* [PROBLEM DETAILS] From the records below, pull each line that has "Financial".

++++++

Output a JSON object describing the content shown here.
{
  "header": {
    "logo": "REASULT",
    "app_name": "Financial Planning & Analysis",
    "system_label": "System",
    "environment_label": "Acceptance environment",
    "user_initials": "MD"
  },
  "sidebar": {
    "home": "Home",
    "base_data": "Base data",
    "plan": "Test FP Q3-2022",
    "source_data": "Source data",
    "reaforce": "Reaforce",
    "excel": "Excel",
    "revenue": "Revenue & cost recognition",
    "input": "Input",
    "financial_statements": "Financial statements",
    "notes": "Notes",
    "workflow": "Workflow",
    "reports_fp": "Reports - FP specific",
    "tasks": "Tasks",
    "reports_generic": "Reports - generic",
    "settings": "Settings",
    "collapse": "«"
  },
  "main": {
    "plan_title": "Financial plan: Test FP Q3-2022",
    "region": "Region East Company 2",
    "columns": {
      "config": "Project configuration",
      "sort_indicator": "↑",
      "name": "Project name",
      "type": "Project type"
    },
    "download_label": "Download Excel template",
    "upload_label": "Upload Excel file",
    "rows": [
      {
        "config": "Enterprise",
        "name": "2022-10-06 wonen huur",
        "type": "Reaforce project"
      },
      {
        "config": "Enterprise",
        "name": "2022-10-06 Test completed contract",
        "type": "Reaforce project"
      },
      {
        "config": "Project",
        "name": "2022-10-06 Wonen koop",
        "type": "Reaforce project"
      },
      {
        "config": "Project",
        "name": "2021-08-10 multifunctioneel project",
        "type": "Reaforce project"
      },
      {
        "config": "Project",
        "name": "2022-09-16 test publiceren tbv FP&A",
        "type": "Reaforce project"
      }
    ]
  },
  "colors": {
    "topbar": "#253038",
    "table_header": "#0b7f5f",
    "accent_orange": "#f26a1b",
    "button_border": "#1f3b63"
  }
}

++++++

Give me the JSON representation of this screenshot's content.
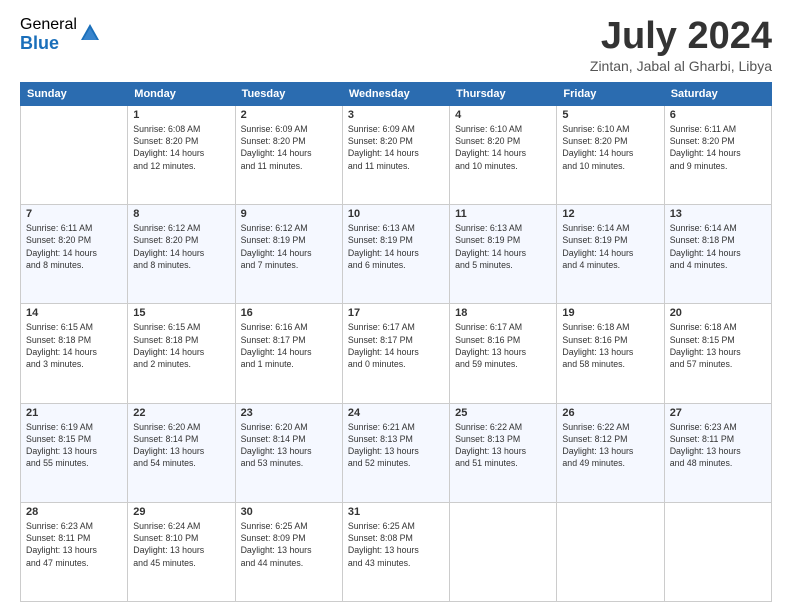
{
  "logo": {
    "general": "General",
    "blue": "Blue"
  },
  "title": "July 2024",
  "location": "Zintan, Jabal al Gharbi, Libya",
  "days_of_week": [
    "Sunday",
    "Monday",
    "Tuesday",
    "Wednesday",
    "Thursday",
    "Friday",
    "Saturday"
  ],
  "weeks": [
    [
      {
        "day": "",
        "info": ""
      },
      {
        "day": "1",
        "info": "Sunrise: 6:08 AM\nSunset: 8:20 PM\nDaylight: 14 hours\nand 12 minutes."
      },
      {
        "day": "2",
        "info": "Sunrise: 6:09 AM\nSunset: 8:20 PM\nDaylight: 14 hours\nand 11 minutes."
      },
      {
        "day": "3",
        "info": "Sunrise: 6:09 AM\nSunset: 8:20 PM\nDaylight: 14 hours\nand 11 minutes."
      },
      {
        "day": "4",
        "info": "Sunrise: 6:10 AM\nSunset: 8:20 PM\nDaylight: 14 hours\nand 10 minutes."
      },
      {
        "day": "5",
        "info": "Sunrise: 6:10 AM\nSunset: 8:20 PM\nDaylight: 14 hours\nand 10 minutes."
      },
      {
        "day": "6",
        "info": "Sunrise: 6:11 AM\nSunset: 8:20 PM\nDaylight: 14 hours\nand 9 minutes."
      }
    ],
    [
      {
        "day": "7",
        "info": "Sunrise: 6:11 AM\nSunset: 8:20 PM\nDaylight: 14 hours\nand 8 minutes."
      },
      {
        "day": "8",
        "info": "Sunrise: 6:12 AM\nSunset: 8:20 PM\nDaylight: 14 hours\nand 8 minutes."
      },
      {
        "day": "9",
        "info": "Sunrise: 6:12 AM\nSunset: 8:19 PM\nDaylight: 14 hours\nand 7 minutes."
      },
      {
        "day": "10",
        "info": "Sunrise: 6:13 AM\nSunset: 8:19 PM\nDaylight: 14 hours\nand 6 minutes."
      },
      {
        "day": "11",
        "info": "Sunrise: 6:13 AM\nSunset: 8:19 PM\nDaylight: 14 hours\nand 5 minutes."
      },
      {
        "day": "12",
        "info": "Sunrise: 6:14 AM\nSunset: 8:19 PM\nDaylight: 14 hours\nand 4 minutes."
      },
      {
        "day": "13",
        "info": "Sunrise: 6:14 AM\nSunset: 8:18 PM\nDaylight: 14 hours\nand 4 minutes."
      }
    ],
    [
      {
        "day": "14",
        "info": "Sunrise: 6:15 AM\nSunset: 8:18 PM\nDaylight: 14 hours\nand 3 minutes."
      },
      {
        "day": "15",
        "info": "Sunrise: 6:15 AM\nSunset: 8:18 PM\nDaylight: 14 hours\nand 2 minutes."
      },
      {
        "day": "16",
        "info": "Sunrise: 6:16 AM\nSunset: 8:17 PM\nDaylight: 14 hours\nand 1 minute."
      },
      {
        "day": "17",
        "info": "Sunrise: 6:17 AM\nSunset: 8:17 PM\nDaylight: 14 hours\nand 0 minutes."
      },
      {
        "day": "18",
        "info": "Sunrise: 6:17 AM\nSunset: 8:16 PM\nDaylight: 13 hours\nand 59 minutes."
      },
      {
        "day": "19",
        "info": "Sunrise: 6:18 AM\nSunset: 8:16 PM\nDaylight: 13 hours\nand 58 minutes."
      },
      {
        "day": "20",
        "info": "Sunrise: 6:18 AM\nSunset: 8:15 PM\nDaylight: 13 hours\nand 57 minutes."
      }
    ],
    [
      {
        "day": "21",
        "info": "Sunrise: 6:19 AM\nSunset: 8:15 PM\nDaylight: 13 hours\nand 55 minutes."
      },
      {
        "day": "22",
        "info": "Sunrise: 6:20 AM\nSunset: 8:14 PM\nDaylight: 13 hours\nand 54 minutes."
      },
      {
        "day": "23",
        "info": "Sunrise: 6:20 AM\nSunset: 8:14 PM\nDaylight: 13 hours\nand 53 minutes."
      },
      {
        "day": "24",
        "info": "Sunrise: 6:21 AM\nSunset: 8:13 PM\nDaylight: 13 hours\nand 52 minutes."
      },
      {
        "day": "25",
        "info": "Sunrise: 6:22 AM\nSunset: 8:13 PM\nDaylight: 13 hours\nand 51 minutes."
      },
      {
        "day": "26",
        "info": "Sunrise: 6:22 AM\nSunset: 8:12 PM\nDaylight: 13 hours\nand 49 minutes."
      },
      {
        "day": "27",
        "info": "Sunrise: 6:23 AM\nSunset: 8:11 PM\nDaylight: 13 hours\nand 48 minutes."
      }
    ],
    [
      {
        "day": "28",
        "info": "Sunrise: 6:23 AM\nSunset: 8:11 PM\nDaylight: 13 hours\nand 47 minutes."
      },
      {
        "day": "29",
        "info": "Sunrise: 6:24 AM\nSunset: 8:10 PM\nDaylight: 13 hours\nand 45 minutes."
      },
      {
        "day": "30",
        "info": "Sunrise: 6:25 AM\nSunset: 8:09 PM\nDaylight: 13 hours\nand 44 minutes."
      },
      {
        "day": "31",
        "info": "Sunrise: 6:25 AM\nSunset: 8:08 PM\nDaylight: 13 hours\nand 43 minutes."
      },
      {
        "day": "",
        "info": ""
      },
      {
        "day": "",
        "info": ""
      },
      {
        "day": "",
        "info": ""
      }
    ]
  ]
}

++++++

* [OUTPUT OF THE EXERCISE]
    "app_name": "Financial Planning & Analysis",
    "financial_statements": "Financial statements",
    "plan_title": "Financial plan: Test FP Q3-2022",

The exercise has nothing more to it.